--- TASK BRIEF ---
Copy every entry exactly.

-- begin --

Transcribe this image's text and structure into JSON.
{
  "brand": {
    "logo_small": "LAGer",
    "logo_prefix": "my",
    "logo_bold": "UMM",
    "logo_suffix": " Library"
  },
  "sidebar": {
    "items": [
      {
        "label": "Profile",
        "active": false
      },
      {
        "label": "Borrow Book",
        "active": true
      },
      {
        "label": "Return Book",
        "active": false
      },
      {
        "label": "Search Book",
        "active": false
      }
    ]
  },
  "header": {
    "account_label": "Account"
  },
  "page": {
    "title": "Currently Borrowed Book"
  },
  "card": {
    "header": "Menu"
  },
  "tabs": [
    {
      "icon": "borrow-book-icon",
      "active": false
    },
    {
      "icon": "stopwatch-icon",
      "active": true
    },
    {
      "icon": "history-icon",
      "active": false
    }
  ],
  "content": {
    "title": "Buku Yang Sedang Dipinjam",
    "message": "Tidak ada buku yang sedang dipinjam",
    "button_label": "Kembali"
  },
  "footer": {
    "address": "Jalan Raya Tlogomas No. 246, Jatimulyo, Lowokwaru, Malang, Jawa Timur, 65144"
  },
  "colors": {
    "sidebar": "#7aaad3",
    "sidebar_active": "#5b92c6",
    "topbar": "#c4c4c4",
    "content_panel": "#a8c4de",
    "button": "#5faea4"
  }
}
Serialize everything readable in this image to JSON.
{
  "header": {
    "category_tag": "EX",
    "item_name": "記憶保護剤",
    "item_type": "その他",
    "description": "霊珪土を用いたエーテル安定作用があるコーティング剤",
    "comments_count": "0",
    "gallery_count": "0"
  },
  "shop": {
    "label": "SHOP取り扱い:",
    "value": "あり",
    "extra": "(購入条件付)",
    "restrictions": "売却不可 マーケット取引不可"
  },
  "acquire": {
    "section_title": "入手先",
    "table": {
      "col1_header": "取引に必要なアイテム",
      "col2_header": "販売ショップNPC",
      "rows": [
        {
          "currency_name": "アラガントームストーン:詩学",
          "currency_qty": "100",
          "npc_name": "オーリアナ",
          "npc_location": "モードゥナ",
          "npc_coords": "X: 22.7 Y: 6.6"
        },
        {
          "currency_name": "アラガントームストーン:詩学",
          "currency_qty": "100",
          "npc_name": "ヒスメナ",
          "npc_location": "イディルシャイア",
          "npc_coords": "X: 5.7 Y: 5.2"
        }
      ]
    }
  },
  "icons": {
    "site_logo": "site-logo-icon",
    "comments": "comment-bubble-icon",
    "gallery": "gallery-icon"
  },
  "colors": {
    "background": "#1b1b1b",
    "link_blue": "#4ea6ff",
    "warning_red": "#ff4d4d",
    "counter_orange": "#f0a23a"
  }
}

-- end --

--- WRITTEN ANSWER ---
Transcribe this image's text and structure into JSON.
{
  "brand": {
    "logo_small": "LAGer",
    "logo_prefix": "my",
    "logo_bold": "UMM",
    "logo_suffix": " Library"
  },
  "sidebar": {
    "items": [
      {
        "label": "Profile",
        "active": false
      },
      {
        "label": "Borrow Book",
        "active": true
      },
      {
        "label": "Return Book",
        "active": false
      },
      {
        "label": "Search Book",
        "active": false
      }
    ]
  },
  "header": {
    "account_label": "Account"
  },
  "page": {
    "title": "Currently Borrowed Book"
  },
  "card": {
    "header": "Menu"
  },
  "tabs": [
    {
      "icon": "borrow-book-icon",
      "active": false
    },
    {
      "icon": "stopwatch-icon",
      "active": true
    },
    {
      "icon": "history-icon",
      "active": false
    }
  ],
  "content": {
    "title": "Buku Yang Sedang Dipinjam",
    "message": "Tidak ada buku yang sedang dipinjam",
    "button_label": "Kembali"
  },
  "footer": {
    "address": "Jalan Raya Tlogomas No. 246, Jatimulyo, Lowokwaru, Malang, Jawa Timur, 65144"
  },
  "colors": {
    "sidebar": "#7aaad3",
    "sidebar_active": "#5b92c6",
    "topbar": "#c4c4c4",
    "content_panel": "#a8c4de",
    "button": "#5faea4"
  }
}
Serialize everything readable in this image to JSON.
{
  "header": {
    "category_tag": "EX",
    "item_name": "記憶保護剤",
    "item_type": "その他",
    "description": "霊珪土を用いたエーテル安定作用があるコーティング剤",
    "comments_count": "0",
    "gallery_count": "0"
  },
  "shop": {
    "label": "SHOP取り扱い:",
    "value": "あり",
    "extra": "(購入条件付)",
    "restrictions": "売却不可 マーケット取引不可"
  },
  "acquire": {
    "section_title": "入手先",
    "table": {
      "col1_header": "取引に必要なアイテム",
      "col2_header": "販売ショップNPC",
      "rows": [
        {
          "currency_name": "アラガントームストーン:詩学",
          "currency_qty": "100",
          "npc_name": "オーリアナ",
          "npc_location": "モードゥナ",
          "npc_coords": "X: 22.7 Y: 6.6"
        },
        {
          "currency_name": "アラガントームストーン:詩学",
          "currency_qty": "100",
          "npc_name": "ヒスメナ",
          "npc_location": "イディルシャイア",
          "npc_coords": "X: 5.7 Y: 5.2"
        }
      ]
    }
  },
  "icons": {
    "site_logo": "site-logo-icon",
    "comments": "comment-bubble-icon",
    "gallery": "gallery-icon"
  },
  "colors": {
    "background": "#1b1b1b",
    "link_blue": "#4ea6ff",
    "warning_red": "#ff4d4d",
    "counter_orange": "#f0a23a"
  }
}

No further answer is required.